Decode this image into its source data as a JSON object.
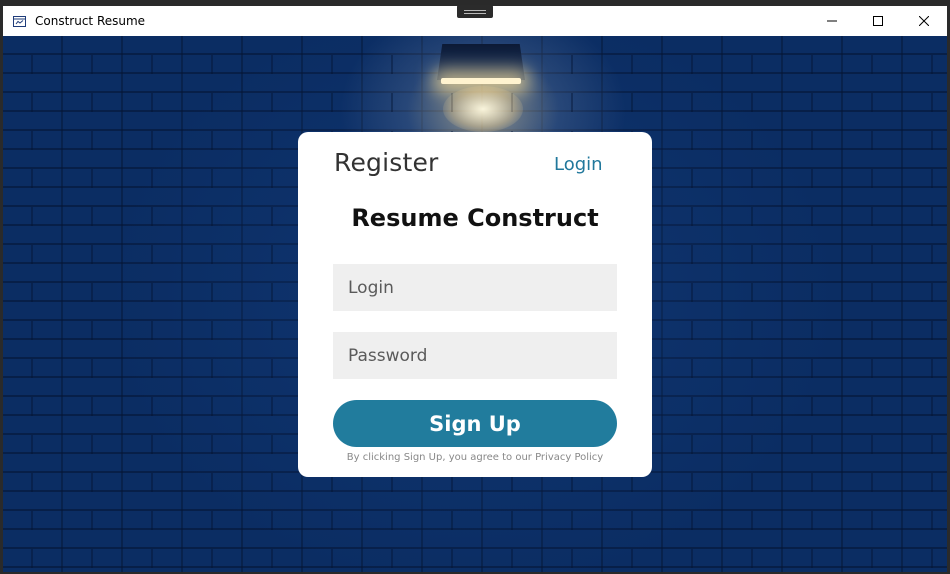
{
  "window": {
    "title": "Construct Resume",
    "controls": {
      "minimize_icon": "minimize-icon",
      "maximize_icon": "maximize-icon",
      "close_icon": "close-icon"
    }
  },
  "card": {
    "register_tab": "Register",
    "login_tab": "Login",
    "heading": "Resume Construct",
    "login_placeholder": "Login",
    "password_placeholder": "Password",
    "signup_label": "Sign Up",
    "policy_text": "By clicking Sign Up, you agree to our Privacy Policy"
  },
  "colors": {
    "accent": "#217c9d",
    "wall": "#0b2d63",
    "card_bg": "#ffffff",
    "field_bg": "#efefef"
  }
}
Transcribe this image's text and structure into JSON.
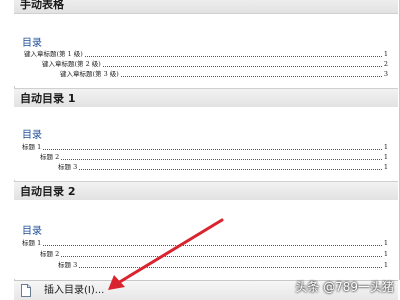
{
  "sections": [
    {
      "header": "手动表格",
      "toc_title": "目录",
      "entries": [
        {
          "text": "键入章标题(第 1 级)",
          "page": "1"
        },
        {
          "text": "键入章标题(第 2 级)",
          "page": "2"
        },
        {
          "text": "键入章标题(第 3 级)",
          "page": "3"
        }
      ]
    },
    {
      "header": "自动目录 1",
      "toc_title": "目录",
      "entries": [
        {
          "text": "标题 1",
          "page": "1"
        },
        {
          "text": "标题 2",
          "page": "1"
        },
        {
          "text": "标题 3",
          "page": "1"
        }
      ]
    },
    {
      "header": "自动目录 2",
      "toc_title": "目录",
      "entries": [
        {
          "text": "标题 1",
          "page": "1"
        },
        {
          "text": "标题 2",
          "page": "1"
        },
        {
          "text": "标题 3",
          "page": "1"
        }
      ]
    }
  ],
  "bottom_bar": {
    "insert_toc_label": "插入目录(I)...",
    "icon": "document-icon"
  },
  "watermark": "头条 @789一头猪",
  "colors": {
    "arrow": "#d9232e",
    "heading_blue": "#1f4e9a",
    "header_bg": "#e8e8e8"
  }
}
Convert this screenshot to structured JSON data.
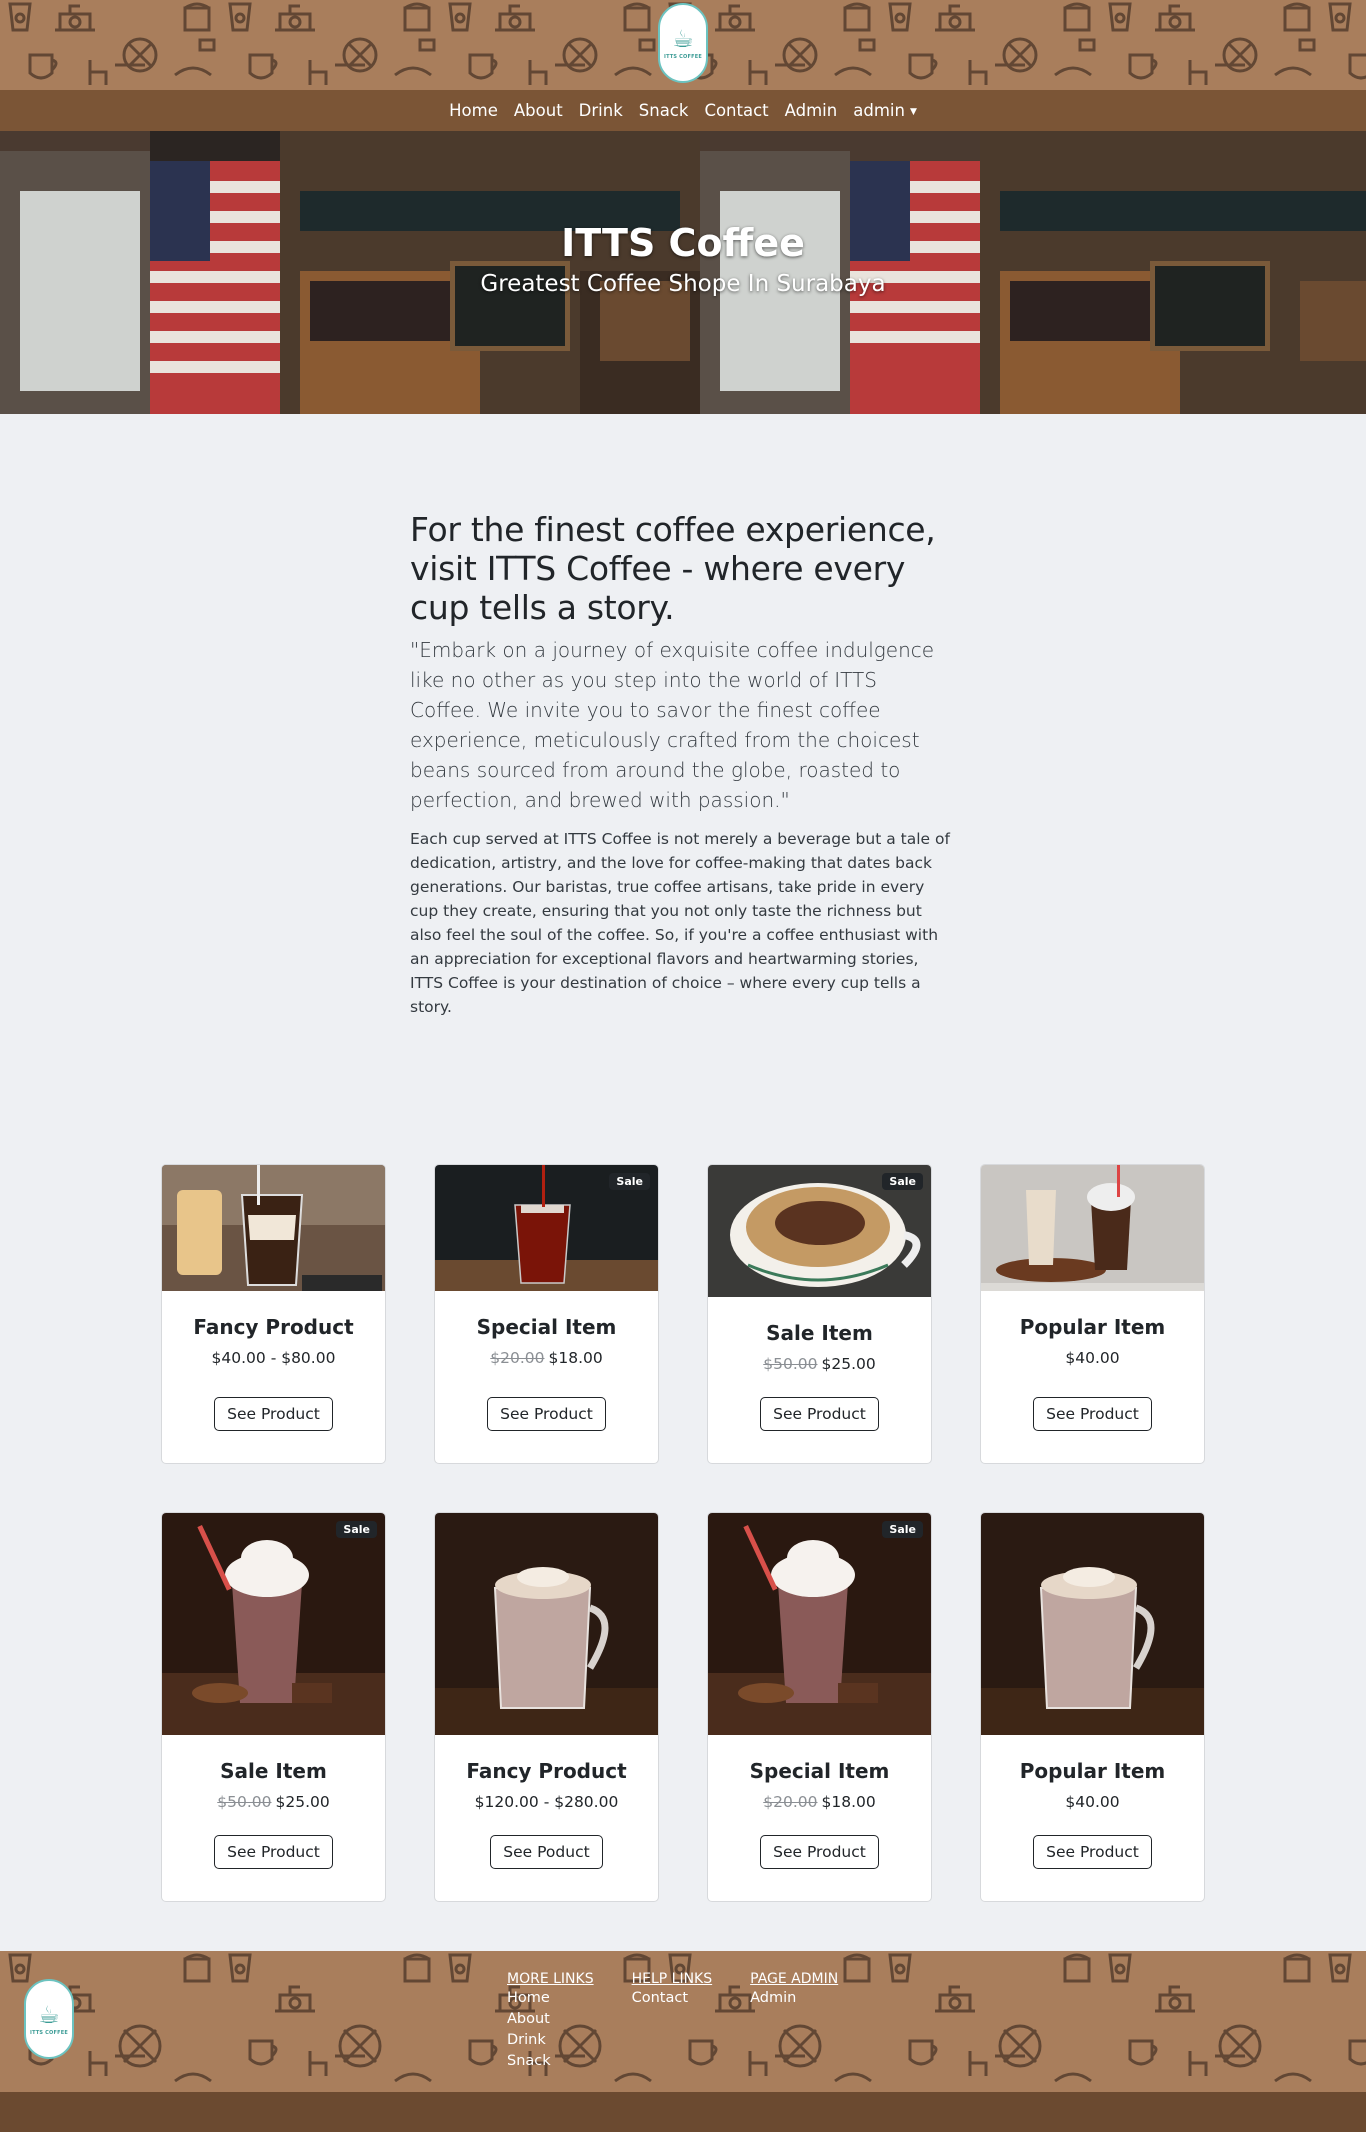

[Required task] Show every line in the records above that contains the word "data".

[Right answer]
Decode this image into its source data as a JSON object.
Convert this screenshot to structured JSON data.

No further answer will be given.